Work out how many lines of the records contain "WorkDo". Answer with the number and nothing else.

(Source data)
##########
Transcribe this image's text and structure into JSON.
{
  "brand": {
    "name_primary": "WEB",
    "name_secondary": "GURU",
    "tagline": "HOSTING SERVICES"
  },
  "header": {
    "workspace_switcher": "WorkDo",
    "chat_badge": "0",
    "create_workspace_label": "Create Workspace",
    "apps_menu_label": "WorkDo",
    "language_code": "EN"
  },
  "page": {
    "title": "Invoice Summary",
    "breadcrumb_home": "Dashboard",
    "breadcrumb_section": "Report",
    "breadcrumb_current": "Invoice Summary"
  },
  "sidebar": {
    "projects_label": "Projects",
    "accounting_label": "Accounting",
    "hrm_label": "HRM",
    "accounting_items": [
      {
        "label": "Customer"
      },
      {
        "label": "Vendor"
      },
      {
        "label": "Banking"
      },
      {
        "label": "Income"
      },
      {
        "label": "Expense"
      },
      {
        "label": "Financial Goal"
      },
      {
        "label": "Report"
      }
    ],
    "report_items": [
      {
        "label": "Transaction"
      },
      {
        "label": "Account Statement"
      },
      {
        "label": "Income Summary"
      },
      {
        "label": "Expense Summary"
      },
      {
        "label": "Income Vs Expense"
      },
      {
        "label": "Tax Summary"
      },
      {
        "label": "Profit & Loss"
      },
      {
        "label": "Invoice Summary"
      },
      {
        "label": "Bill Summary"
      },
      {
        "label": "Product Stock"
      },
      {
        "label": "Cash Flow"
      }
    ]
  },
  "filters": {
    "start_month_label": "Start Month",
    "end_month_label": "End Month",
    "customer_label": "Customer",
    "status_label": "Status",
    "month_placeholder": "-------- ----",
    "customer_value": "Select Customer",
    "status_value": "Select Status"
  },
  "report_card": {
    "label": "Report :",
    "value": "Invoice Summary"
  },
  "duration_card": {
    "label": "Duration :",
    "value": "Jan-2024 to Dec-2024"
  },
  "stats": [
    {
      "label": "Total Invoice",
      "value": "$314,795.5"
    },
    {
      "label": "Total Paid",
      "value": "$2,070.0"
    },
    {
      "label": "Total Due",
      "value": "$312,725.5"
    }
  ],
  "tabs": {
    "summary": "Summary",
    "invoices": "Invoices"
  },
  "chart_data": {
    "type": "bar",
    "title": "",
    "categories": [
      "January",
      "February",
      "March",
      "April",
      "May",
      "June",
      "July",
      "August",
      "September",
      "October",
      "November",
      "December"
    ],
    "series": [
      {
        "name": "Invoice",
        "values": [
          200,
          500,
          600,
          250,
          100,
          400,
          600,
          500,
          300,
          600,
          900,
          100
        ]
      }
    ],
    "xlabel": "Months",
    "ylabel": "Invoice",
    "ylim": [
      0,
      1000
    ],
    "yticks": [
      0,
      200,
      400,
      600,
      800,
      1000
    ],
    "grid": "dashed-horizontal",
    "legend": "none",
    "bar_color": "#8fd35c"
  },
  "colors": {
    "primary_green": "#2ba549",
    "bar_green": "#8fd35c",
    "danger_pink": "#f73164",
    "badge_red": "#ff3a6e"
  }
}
##########
WRITTEN SOLUTION
2